-- Task goal --
Select the lines of the records containing the word "this" and list them.

-- The input --
----------------
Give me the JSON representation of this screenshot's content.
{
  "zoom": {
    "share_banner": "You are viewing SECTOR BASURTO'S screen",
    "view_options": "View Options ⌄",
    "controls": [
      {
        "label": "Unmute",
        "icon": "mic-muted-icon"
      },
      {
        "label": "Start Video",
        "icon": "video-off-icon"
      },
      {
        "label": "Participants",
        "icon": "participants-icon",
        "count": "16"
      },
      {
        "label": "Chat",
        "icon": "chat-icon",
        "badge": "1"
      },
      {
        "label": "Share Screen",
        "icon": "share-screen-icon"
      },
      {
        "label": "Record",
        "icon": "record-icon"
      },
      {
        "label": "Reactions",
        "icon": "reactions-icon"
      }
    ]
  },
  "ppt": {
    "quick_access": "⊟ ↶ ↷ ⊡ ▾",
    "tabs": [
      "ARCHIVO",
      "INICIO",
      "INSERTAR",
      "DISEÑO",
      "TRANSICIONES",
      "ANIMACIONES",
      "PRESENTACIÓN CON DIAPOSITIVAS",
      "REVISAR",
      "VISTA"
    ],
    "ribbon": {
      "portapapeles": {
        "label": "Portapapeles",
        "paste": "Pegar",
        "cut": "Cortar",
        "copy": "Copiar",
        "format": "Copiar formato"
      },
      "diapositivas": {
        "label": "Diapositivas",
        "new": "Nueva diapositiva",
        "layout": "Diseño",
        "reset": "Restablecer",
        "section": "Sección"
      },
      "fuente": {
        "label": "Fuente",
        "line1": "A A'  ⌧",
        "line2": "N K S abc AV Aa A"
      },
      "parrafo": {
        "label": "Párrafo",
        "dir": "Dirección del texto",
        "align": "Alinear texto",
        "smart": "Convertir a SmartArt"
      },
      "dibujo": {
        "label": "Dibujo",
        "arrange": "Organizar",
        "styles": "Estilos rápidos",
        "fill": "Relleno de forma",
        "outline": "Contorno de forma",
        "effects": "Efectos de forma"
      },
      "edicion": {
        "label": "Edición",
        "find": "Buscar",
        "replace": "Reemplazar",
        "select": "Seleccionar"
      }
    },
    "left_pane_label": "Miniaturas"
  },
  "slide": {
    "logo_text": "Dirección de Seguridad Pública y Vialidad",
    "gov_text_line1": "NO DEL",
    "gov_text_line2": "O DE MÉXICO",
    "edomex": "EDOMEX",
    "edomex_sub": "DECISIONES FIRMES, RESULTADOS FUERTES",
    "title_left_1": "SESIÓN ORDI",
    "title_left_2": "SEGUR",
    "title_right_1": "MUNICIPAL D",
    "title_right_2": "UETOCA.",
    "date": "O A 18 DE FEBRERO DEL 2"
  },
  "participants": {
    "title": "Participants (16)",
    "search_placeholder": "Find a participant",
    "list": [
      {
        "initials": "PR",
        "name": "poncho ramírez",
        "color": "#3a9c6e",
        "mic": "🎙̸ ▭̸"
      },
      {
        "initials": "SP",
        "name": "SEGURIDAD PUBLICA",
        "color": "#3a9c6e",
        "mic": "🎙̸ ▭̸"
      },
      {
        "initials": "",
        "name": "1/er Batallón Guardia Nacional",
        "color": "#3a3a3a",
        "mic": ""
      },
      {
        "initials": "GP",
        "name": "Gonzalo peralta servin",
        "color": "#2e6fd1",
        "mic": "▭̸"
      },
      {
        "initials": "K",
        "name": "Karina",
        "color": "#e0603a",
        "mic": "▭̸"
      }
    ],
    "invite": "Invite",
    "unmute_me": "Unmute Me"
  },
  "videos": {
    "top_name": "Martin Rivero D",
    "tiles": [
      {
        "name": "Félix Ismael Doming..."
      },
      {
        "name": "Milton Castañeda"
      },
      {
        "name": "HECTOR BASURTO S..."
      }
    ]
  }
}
----------------
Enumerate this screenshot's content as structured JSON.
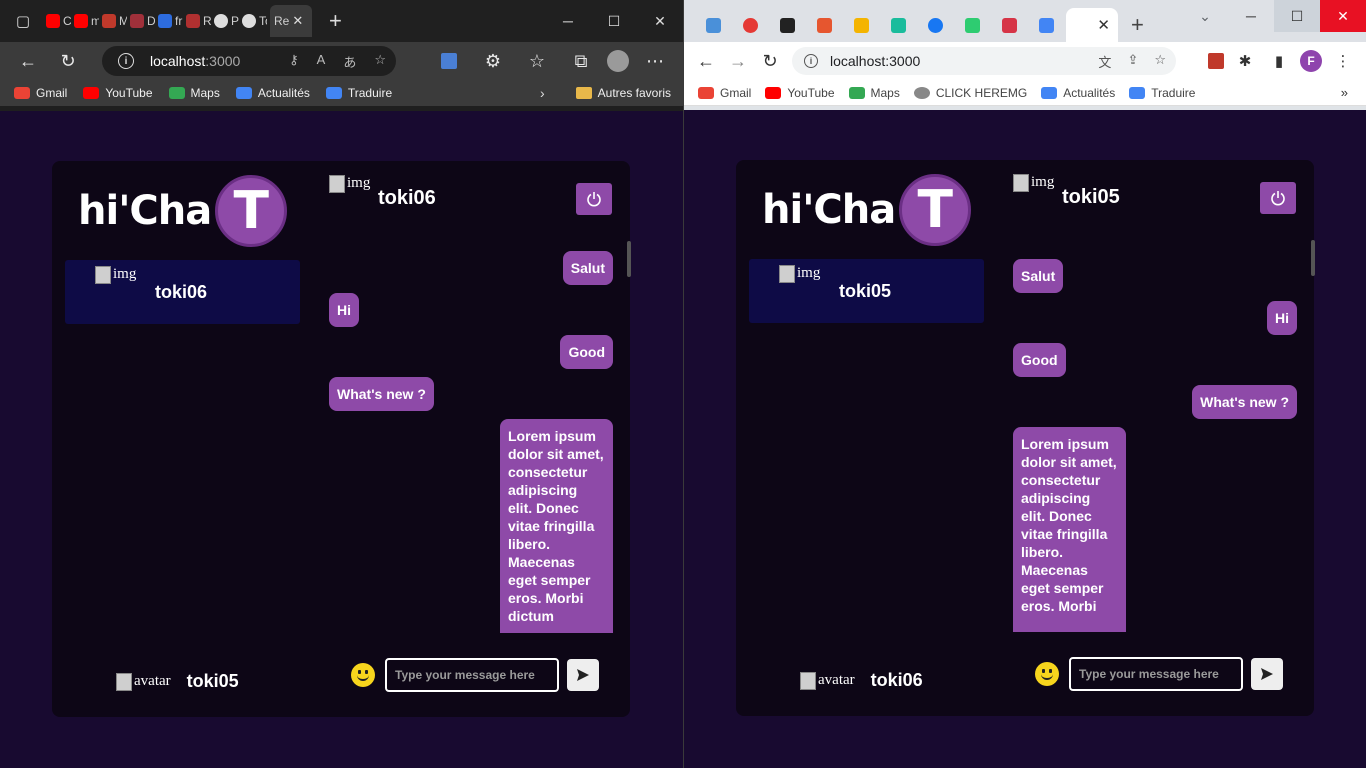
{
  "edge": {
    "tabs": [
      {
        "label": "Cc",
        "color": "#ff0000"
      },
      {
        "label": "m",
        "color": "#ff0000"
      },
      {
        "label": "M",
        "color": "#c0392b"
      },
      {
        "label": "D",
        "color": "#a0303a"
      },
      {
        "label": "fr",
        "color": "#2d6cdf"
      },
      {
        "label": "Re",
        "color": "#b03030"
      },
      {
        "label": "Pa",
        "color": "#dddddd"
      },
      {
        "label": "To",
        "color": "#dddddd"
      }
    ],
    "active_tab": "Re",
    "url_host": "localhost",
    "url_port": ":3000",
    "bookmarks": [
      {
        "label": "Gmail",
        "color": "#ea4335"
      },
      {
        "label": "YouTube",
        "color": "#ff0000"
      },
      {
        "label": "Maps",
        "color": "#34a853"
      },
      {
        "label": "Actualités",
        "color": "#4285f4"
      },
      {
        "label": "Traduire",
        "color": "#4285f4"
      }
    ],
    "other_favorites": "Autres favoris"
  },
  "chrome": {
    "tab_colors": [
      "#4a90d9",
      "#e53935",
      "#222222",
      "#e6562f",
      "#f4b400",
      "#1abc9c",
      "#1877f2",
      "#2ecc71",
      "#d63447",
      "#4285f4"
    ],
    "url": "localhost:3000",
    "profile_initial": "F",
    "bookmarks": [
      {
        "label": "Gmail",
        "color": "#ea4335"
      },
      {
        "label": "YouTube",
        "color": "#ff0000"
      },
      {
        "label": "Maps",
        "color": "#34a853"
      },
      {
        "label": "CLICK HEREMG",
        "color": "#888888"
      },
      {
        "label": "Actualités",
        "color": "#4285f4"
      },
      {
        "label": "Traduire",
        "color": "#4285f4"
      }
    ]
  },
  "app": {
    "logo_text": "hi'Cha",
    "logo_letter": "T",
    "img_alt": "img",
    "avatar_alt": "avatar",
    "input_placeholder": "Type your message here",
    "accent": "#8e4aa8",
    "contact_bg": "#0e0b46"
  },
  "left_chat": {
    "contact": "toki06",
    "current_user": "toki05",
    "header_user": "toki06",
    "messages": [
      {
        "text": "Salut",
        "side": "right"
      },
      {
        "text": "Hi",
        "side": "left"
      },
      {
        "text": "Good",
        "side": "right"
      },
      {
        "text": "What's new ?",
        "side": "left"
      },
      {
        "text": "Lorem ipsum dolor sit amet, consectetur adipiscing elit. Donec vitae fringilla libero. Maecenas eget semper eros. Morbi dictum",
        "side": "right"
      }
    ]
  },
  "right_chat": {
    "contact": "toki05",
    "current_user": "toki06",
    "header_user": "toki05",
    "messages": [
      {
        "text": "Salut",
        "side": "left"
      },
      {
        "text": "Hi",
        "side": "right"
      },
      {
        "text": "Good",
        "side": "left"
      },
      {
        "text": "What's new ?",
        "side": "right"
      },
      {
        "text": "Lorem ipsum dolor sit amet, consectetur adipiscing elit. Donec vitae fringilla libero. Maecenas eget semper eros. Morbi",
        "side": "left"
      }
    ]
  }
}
----------------
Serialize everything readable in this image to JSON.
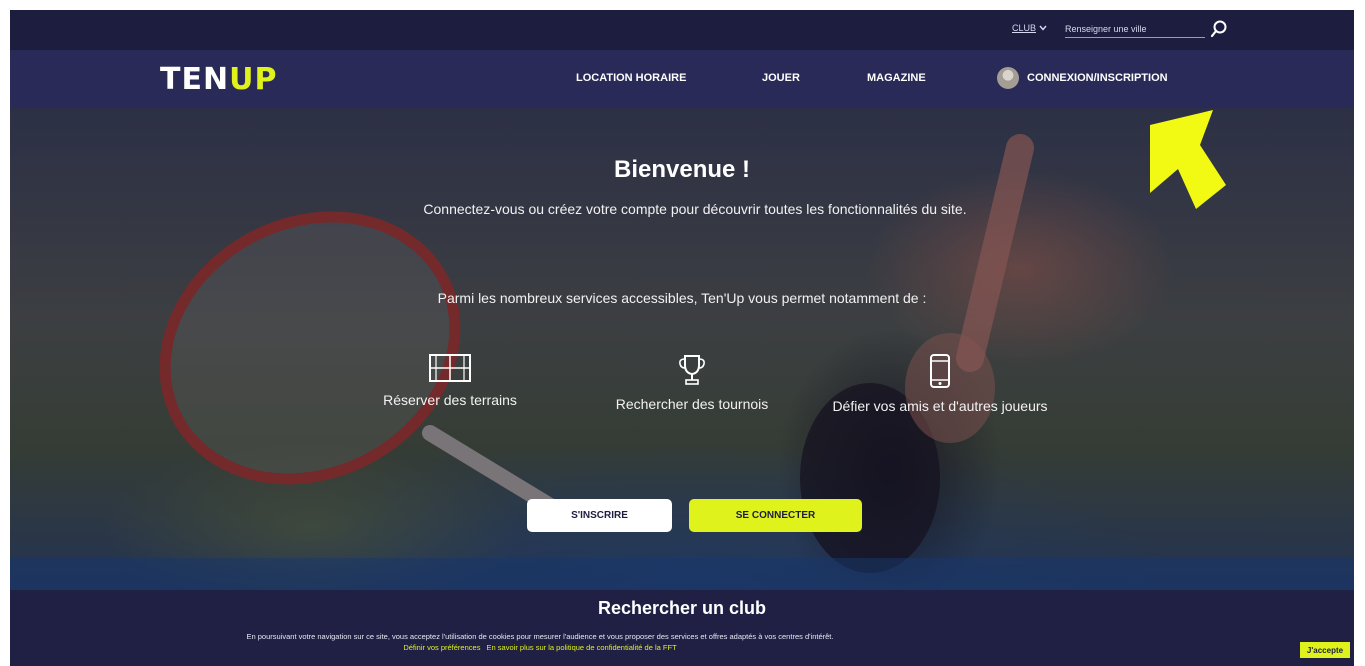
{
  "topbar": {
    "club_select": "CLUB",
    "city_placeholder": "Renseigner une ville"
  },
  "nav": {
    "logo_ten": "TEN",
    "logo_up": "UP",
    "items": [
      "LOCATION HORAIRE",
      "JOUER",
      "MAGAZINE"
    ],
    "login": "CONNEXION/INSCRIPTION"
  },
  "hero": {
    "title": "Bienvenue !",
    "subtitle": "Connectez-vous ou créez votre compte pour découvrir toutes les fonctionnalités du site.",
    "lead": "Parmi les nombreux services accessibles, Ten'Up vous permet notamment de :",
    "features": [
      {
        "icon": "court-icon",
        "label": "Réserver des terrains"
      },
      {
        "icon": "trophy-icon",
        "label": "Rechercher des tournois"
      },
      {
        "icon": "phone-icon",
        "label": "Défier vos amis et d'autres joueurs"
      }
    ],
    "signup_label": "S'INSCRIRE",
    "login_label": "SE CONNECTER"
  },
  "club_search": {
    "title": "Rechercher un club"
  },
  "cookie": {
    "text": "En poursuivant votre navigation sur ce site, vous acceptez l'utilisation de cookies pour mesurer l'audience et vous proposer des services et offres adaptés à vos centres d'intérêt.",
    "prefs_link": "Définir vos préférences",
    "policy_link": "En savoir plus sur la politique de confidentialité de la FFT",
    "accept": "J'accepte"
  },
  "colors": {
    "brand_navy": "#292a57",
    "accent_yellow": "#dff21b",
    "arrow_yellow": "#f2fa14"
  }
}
----------------
-- Result --
Give me the JSON representation of this screenshot's content.
Enumerate this screenshot's content as structured JSON.
Serialize everything readable in this image to JSON.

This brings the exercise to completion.